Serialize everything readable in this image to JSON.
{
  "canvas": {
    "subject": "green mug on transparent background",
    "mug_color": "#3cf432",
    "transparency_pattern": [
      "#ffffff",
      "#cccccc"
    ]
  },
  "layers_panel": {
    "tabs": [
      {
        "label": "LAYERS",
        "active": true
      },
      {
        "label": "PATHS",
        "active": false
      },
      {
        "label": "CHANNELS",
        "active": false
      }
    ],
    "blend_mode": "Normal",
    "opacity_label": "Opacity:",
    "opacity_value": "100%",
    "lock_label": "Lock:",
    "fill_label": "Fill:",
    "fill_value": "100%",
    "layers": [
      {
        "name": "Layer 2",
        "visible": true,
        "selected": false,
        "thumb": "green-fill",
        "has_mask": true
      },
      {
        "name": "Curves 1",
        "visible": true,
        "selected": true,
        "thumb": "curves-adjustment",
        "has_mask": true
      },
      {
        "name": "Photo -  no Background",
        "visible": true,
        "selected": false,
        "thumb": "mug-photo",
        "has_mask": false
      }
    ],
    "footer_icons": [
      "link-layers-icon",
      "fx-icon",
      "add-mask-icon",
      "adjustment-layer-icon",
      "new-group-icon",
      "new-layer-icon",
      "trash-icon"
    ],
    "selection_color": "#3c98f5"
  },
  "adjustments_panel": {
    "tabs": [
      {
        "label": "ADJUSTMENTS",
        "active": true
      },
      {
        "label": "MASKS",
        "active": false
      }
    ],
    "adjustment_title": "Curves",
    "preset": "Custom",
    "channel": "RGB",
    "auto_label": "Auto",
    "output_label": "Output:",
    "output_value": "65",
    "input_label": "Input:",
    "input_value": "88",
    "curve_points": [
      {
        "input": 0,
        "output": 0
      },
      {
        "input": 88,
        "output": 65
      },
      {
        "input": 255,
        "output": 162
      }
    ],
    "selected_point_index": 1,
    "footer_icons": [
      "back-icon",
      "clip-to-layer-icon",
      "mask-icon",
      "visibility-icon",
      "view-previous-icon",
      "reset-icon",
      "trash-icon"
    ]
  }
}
+ + + +
§ **Stated problem**: Recite the full listing above exactly.

§ **Full solution**:
Serialize everything readable in this image to JSON.
{
  "canvas": {
    "subject": "green mug on transparent background",
    "mug_color": "#3cf432",
    "transparency_pattern": [
      "#ffffff",
      "#cccccc"
    ]
  },
  "layers_panel": {
    "tabs": [
      {
        "label": "LAYERS",
        "active": true
      },
      {
        "label": "PATHS",
        "active": false
      },
      {
        "label": "CHANNELS",
        "active": false
      }
    ],
    "blend_mode": "Normal",
    "opacity_label": "Opacity:",
    "opacity_value": "100%",
    "lock_label": "Lock:",
    "fill_label": "Fill:",
    "fill_value": "100%",
    "layers": [
      {
        "name": "Layer 2",
        "visible": true,
        "selected": false,
        "thumb": "green-fill",
        "has_mask": true
      },
      {
        "name": "Curves 1",
        "visible": true,
        "selected": true,
        "thumb": "curves-adjustment",
        "has_mask": true
      },
      {
        "name": "Photo -  no Background",
        "visible": true,
        "selected": false,
        "thumb": "mug-photo",
        "has_mask": false
      }
    ],
    "footer_icons": [
      "link-layers-icon",
      "fx-icon",
      "add-mask-icon",
      "adjustment-layer-icon",
      "new-group-icon",
      "new-layer-icon",
      "trash-icon"
    ],
    "selection_color": "#3c98f5"
  },
  "adjustments_panel": {
    "tabs": [
      {
        "label": "ADJUSTMENTS",
        "active": true
      },
      {
        "label": "MASKS",
        "active": false
      }
    ],
    "adjustment_title": "Curves",
    "preset": "Custom",
    "channel": "RGB",
    "auto_label": "Auto",
    "output_label": "Output:",
    "output_value": "65",
    "input_label": "Input:",
    "input_value": "88",
    "curve_points": [
      {
        "input": 0,
        "output": 0
      },
      {
        "input": 88,
        "output": 65
      },
      {
        "input": 255,
        "output": 162
      }
    ],
    "selected_point_index": 1,
    "footer_icons": [
      "back-icon",
      "clip-to-layer-icon",
      "mask-icon",
      "visibility-icon",
      "view-previous-icon",
      "reset-icon",
      "trash-icon"
    ]
  }
}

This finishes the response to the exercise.